SHORT EXERCISE | Copy every line of the entries that includes the word "Карташова".

PROVIDED RECORDS |
◆ ◆ ◆ ◆
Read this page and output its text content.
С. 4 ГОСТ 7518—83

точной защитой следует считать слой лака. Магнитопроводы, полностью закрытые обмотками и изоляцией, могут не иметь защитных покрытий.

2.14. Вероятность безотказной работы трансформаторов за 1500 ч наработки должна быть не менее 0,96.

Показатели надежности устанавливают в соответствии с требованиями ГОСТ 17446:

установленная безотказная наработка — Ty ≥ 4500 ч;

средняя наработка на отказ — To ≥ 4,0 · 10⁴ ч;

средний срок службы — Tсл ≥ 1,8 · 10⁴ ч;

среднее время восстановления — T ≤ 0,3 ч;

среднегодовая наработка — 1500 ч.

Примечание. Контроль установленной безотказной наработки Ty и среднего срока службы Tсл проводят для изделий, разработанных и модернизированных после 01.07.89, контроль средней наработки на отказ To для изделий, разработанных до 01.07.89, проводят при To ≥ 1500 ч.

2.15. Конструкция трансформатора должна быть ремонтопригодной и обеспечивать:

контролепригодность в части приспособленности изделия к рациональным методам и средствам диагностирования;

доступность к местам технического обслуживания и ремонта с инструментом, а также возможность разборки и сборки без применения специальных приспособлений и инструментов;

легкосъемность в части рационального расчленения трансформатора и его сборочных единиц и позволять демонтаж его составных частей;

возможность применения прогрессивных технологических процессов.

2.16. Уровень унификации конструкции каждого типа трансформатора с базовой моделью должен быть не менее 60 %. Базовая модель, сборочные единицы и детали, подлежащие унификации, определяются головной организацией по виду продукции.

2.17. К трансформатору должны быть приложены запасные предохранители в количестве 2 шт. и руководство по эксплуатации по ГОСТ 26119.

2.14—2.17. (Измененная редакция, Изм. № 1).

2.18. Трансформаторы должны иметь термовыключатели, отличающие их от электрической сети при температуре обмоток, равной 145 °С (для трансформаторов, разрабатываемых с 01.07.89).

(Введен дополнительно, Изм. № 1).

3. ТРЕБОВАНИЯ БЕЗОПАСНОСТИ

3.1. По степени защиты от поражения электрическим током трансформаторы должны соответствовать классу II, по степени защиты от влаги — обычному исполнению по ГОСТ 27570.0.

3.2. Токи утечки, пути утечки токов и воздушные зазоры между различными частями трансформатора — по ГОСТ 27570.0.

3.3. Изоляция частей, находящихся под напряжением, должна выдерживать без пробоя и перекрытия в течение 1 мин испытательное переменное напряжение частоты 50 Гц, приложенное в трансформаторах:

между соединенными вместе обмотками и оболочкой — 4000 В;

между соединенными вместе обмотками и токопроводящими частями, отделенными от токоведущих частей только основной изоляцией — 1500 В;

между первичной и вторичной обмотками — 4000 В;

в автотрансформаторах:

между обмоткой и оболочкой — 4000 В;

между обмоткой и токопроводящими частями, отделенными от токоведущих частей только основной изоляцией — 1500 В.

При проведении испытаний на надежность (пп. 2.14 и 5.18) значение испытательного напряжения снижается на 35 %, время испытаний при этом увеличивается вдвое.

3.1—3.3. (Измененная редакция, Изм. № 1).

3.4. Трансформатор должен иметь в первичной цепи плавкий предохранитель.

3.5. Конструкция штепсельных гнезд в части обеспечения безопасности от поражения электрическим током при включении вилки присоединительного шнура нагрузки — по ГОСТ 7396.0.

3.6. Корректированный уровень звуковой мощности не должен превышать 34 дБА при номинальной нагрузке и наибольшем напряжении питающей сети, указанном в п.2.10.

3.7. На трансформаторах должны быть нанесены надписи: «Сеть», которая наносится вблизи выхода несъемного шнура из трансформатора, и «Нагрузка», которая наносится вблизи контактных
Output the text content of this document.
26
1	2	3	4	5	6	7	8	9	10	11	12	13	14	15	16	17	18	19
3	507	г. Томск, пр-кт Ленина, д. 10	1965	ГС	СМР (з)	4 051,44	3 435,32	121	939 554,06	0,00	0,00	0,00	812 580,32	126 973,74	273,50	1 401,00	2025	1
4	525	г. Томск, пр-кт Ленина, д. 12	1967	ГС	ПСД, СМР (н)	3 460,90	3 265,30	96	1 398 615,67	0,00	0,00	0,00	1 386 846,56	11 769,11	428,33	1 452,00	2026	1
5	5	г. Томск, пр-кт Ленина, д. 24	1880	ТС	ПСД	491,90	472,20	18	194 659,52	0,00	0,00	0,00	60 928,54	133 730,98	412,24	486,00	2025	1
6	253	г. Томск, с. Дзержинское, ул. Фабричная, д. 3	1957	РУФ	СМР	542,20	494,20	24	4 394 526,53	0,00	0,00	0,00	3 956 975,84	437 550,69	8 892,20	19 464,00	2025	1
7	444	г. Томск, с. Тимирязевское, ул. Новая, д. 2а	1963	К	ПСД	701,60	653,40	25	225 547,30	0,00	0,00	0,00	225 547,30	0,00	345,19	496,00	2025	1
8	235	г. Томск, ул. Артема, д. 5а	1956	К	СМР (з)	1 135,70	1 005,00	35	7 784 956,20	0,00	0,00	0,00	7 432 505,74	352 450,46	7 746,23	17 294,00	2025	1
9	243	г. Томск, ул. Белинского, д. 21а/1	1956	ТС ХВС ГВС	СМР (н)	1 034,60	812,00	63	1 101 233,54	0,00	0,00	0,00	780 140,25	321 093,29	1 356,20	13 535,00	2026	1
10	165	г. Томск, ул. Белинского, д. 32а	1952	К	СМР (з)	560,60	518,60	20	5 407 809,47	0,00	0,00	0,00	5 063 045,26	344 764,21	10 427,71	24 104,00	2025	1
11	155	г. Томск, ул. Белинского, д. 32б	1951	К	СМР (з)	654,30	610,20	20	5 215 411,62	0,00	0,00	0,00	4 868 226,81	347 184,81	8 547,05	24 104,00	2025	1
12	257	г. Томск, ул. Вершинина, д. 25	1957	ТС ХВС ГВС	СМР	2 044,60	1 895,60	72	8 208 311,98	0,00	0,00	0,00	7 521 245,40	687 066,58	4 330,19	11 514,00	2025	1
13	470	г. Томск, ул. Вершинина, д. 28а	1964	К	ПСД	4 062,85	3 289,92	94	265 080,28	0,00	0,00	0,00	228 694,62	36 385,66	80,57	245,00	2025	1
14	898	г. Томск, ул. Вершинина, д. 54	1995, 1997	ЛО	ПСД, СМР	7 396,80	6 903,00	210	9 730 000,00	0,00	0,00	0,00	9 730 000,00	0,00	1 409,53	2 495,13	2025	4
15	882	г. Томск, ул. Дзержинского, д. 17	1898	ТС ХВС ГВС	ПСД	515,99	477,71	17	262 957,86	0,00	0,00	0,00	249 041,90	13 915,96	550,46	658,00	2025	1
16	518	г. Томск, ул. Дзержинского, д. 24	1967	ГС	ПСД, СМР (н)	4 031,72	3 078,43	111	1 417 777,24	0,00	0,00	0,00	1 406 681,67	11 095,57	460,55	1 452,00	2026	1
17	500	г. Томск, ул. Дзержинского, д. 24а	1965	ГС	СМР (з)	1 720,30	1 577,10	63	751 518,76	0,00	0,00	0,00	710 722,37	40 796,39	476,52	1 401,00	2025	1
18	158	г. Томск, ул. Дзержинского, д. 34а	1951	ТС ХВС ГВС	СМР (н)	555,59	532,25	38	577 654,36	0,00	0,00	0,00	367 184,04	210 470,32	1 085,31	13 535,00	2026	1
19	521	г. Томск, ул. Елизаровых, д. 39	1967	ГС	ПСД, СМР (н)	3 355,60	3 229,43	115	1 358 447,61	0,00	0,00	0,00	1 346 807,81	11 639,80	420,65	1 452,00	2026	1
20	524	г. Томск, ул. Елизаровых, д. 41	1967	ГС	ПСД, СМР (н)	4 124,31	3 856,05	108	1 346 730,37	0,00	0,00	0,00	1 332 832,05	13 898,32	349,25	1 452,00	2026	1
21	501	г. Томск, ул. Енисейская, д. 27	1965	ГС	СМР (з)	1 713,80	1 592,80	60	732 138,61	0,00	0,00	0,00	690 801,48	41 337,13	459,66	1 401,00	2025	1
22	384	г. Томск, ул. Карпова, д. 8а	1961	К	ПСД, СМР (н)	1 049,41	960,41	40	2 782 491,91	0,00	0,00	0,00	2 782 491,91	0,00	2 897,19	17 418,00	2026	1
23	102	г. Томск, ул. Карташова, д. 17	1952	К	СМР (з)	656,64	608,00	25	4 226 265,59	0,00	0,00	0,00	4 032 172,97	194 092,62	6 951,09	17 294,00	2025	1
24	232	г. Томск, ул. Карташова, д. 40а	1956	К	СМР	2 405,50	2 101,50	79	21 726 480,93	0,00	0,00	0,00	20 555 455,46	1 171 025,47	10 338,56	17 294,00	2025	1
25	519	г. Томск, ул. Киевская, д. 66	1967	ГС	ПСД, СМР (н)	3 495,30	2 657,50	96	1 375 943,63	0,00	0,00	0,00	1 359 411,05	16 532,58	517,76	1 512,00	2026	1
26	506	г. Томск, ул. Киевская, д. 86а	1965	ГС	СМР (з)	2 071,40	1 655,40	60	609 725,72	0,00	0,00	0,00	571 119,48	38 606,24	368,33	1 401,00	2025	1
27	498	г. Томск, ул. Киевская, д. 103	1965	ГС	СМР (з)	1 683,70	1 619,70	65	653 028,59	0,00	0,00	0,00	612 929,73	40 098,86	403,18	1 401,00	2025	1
◆ ◆ ◆ ◆
OUTPUT BELOW |
23	102	г. Томск, ул. Карташова, д. 17	1952	К	СМР (з)	656,64	608,00	25	4 226 265,59	0,00	0,00	0,00	4 032 172,97	194 092,62	6 951,09	17 294,00	2025	1
24	232	г. Томск, ул. Карташова, д. 40а	1956	К	СМР	2 405,50	2 101,50	79	21 726 480,93	0,00	0,00	0,00	20 555 455,46	1 171 025,47	10 338,56	17 294,00	2025	1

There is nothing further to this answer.